CHALLENGE:
Return all lines below containing the word "text".
** BEGIN DATA **
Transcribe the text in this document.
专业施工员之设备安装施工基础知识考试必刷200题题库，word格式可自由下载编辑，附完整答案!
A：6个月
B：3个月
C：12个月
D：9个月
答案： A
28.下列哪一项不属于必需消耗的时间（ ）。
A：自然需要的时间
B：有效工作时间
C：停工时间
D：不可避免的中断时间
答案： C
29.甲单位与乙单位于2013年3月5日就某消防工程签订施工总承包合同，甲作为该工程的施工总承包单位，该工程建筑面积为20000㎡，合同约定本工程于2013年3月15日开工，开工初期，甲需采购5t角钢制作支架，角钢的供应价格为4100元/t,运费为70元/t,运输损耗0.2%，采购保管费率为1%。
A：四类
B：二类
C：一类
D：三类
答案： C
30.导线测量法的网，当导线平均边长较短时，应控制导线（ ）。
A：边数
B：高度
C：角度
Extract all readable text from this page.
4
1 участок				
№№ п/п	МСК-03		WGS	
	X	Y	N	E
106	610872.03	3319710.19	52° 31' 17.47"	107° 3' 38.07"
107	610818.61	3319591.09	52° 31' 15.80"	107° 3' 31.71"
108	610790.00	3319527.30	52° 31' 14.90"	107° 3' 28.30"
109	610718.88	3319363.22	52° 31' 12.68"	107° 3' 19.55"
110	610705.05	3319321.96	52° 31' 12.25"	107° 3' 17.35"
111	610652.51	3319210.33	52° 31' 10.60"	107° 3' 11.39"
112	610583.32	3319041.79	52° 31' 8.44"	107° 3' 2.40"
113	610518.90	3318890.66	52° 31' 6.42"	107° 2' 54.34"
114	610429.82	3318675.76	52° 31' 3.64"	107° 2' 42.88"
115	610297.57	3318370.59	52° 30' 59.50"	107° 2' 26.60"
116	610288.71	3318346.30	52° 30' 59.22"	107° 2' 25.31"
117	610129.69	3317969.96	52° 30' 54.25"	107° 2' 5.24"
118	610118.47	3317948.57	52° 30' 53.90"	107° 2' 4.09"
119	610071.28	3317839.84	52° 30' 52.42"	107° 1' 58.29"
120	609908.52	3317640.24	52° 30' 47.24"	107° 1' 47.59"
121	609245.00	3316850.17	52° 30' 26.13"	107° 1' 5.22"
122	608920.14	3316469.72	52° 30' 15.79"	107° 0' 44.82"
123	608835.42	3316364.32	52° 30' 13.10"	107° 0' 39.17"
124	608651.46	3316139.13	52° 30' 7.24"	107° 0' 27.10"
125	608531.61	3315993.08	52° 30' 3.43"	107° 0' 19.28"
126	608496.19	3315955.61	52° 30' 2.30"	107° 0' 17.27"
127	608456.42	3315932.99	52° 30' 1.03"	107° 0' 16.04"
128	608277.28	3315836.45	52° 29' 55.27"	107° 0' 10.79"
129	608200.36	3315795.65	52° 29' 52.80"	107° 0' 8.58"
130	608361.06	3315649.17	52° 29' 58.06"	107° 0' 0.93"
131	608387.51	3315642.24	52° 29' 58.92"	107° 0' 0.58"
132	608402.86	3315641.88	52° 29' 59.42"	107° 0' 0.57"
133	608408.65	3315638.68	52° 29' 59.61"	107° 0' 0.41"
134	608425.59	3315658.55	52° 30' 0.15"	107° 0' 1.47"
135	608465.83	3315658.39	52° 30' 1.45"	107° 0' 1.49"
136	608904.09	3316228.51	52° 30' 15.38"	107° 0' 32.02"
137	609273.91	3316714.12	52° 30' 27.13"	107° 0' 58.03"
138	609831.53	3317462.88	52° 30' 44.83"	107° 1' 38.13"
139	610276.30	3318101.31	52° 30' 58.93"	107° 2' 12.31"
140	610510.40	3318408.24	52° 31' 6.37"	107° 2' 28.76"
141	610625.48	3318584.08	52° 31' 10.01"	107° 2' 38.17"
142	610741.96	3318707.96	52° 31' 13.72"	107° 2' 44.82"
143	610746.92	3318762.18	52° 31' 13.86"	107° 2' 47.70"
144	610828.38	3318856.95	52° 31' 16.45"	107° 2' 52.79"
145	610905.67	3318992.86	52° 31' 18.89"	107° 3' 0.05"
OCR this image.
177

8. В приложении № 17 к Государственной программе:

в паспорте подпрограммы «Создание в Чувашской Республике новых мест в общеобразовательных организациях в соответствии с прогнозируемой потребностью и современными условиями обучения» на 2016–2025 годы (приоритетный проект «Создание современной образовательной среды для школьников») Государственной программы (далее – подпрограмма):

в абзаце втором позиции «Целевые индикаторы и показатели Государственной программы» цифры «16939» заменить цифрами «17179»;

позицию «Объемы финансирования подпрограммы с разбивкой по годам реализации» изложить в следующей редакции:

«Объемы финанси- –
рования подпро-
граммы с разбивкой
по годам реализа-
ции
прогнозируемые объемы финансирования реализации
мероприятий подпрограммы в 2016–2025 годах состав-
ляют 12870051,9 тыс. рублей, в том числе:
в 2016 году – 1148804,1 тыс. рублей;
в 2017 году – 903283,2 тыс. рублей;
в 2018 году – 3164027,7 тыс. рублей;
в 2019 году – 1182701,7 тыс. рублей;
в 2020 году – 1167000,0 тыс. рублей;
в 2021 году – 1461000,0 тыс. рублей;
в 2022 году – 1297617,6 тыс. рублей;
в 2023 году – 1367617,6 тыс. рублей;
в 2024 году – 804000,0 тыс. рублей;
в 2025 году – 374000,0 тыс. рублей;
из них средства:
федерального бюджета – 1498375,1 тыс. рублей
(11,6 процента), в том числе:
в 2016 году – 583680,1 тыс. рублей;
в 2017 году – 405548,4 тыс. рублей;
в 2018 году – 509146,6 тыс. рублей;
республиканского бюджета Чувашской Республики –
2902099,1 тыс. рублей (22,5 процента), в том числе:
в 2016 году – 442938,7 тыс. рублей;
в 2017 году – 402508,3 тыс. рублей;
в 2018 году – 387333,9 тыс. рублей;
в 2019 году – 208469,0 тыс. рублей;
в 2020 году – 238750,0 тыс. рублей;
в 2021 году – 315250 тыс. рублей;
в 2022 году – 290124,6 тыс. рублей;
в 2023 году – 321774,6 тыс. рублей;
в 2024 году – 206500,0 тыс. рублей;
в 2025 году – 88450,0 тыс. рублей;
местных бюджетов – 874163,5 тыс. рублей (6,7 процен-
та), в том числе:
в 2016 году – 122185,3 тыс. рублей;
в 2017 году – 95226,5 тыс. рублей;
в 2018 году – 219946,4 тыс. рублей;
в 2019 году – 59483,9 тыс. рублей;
** END DATA **
FINISHED TASK:
Transcribe the text in this document.
Extract all readable text from this page.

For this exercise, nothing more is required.